> **Problem**
Can you quote the lines below exactly, starting at the line with "Serialize everything readable" and going through the last one?

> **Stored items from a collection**
● ● ●

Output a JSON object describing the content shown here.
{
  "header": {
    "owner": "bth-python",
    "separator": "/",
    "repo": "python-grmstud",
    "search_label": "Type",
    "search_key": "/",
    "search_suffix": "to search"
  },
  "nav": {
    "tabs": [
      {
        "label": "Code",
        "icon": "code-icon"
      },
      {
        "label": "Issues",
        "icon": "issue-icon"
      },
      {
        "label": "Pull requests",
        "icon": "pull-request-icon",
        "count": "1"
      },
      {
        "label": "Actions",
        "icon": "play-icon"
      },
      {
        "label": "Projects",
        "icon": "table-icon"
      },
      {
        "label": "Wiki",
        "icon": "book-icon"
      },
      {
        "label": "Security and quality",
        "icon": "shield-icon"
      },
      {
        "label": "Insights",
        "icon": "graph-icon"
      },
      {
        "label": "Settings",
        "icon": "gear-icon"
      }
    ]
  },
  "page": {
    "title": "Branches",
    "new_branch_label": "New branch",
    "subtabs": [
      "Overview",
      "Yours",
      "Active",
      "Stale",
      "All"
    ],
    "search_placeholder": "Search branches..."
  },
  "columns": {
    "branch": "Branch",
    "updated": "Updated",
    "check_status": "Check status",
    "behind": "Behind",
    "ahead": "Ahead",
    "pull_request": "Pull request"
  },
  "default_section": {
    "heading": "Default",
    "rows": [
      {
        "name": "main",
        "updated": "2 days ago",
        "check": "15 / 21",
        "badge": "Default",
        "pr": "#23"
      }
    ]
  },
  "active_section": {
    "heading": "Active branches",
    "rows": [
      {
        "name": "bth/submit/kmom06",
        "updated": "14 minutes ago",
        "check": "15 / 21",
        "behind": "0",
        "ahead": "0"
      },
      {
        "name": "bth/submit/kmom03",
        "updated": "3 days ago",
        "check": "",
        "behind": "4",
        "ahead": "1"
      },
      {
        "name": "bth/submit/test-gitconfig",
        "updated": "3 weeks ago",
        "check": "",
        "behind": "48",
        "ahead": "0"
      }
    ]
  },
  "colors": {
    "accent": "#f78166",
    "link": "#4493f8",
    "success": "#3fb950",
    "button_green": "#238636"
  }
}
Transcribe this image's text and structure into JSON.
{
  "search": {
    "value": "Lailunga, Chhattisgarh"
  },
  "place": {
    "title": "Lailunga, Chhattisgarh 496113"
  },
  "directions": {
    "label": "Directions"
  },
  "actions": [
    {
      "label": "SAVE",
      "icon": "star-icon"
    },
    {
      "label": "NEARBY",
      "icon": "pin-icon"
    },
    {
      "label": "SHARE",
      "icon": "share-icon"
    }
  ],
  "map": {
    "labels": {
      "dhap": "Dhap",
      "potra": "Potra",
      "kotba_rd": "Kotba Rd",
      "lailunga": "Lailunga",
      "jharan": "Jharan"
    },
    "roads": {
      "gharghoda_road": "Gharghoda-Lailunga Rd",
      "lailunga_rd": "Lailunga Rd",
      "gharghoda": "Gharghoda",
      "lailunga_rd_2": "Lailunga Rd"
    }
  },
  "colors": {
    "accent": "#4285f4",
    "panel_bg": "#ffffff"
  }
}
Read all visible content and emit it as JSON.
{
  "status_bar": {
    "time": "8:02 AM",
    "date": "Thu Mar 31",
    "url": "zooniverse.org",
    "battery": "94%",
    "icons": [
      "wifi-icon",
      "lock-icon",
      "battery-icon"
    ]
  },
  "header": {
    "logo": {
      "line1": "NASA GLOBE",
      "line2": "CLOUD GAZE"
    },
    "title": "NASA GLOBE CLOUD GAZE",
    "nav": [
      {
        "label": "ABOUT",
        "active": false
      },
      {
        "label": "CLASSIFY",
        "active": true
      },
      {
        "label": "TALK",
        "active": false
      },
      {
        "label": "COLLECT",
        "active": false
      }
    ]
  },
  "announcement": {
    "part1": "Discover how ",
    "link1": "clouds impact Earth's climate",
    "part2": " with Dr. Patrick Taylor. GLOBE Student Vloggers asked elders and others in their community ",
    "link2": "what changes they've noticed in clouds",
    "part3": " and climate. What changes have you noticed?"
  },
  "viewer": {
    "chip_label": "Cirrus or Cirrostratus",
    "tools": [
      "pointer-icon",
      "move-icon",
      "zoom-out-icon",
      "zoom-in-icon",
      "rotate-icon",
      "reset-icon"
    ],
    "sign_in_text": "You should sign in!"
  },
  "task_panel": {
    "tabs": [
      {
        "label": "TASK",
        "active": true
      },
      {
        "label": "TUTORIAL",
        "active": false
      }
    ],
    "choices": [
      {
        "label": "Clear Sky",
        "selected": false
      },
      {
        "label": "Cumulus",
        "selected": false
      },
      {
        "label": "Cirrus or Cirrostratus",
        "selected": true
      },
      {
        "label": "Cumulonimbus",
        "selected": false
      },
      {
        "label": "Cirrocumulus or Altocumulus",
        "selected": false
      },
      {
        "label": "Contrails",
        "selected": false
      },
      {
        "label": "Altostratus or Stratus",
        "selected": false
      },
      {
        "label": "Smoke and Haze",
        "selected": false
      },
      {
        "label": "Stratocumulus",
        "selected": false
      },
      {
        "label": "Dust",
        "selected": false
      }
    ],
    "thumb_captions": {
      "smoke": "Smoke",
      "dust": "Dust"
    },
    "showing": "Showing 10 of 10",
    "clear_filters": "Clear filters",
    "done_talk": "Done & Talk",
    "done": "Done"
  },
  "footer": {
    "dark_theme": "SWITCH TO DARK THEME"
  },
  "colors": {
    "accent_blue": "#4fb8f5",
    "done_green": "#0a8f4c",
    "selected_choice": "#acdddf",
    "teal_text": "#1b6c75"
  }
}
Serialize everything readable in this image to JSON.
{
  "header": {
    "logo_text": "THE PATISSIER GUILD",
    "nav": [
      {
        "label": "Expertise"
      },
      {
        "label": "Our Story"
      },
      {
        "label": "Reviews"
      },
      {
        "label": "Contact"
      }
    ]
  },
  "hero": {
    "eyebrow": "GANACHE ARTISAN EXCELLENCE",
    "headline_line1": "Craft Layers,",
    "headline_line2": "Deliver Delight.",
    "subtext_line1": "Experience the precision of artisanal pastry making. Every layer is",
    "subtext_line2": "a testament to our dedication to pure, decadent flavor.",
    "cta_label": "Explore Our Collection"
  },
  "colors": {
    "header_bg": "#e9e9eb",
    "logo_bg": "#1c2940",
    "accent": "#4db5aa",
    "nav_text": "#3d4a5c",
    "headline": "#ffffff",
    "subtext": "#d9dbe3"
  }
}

● ● ●

> **Output of the task**
Serialize everything readable in this image to JSON.
{
  "header": {
    "logo_text": "THE PATISSIER GUILD",
    "nav": [
      {
        "label": "Expertise"
      },
      {
        "label": "Our Story"
      },
      {
        "label": "Reviews"
      },
      {
        "label": "Contact"
      }
    ]
  },
  "hero": {
    "eyebrow": "GANACHE ARTISAN EXCELLENCE",
    "headline_line1": "Craft Layers,",
    "headline_line2": "Deliver Delight.",
    "subtext_line1": "Experience the precision of artisanal pastry making. Every layer is",
    "subtext_line2": "a testament to our dedication to pure, decadent flavor.",
    "cta_label": "Explore Our Collection"
  },
  "colors": {
    "header_bg": "#e9e9eb",
    "logo_bg": "#1c2940",
    "accent": "#4db5aa",
    "nav_text": "#3d4a5c",
    "headline": "#ffffff",
    "subtext": "#d9dbe3"
  }
}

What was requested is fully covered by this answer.